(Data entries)
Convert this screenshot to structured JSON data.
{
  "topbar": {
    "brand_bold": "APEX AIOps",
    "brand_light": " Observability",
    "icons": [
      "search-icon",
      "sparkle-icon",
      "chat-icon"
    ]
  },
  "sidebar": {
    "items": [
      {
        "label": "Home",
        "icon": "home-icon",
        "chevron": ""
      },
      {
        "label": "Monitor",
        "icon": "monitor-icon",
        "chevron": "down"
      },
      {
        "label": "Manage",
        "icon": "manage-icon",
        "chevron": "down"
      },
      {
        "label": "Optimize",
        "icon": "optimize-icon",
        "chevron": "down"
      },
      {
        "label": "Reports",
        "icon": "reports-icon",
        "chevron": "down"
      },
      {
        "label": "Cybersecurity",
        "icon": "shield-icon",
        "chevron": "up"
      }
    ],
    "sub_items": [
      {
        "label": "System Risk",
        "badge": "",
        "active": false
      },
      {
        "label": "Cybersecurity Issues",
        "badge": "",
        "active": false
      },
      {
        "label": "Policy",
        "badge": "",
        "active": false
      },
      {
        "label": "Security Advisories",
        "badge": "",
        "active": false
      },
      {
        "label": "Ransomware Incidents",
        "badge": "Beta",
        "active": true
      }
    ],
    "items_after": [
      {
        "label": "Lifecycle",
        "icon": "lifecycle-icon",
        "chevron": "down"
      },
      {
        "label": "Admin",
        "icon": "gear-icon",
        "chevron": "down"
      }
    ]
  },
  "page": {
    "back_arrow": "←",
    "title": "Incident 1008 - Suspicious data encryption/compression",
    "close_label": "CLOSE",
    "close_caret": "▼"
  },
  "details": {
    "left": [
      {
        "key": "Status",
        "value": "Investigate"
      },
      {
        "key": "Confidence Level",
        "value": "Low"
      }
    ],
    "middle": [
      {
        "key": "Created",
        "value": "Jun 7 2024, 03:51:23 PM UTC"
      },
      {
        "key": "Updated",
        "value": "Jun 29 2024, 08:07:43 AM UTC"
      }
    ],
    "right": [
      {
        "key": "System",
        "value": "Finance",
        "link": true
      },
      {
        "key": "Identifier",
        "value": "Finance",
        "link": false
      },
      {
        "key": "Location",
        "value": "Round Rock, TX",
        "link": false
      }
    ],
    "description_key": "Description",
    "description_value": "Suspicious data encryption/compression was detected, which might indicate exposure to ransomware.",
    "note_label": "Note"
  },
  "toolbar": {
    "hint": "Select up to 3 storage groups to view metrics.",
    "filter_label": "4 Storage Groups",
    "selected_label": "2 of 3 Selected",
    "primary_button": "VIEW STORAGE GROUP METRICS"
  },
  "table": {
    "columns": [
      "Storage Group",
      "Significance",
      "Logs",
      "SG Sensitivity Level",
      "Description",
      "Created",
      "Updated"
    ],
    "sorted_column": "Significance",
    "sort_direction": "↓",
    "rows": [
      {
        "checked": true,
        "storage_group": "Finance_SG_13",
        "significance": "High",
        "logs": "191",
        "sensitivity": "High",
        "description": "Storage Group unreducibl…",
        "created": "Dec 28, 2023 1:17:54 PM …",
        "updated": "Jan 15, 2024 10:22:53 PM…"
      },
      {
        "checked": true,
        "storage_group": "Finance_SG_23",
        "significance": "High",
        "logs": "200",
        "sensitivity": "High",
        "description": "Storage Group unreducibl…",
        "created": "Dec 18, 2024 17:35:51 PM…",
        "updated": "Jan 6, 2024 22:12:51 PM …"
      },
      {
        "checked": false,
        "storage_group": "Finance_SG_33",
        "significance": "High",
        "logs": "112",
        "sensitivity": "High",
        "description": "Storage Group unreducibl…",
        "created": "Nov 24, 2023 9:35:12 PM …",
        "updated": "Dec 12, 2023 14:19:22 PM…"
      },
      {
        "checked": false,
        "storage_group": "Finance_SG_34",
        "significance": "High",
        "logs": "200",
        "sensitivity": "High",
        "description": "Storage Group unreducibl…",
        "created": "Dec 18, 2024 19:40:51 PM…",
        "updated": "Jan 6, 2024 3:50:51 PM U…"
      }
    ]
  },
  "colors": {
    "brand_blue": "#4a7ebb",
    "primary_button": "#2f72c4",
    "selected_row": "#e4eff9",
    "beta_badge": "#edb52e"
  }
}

**TO BE DONE**
Return only the count of lines in the records that hold the word "Suspicious".

**TASK SOLUTION**
2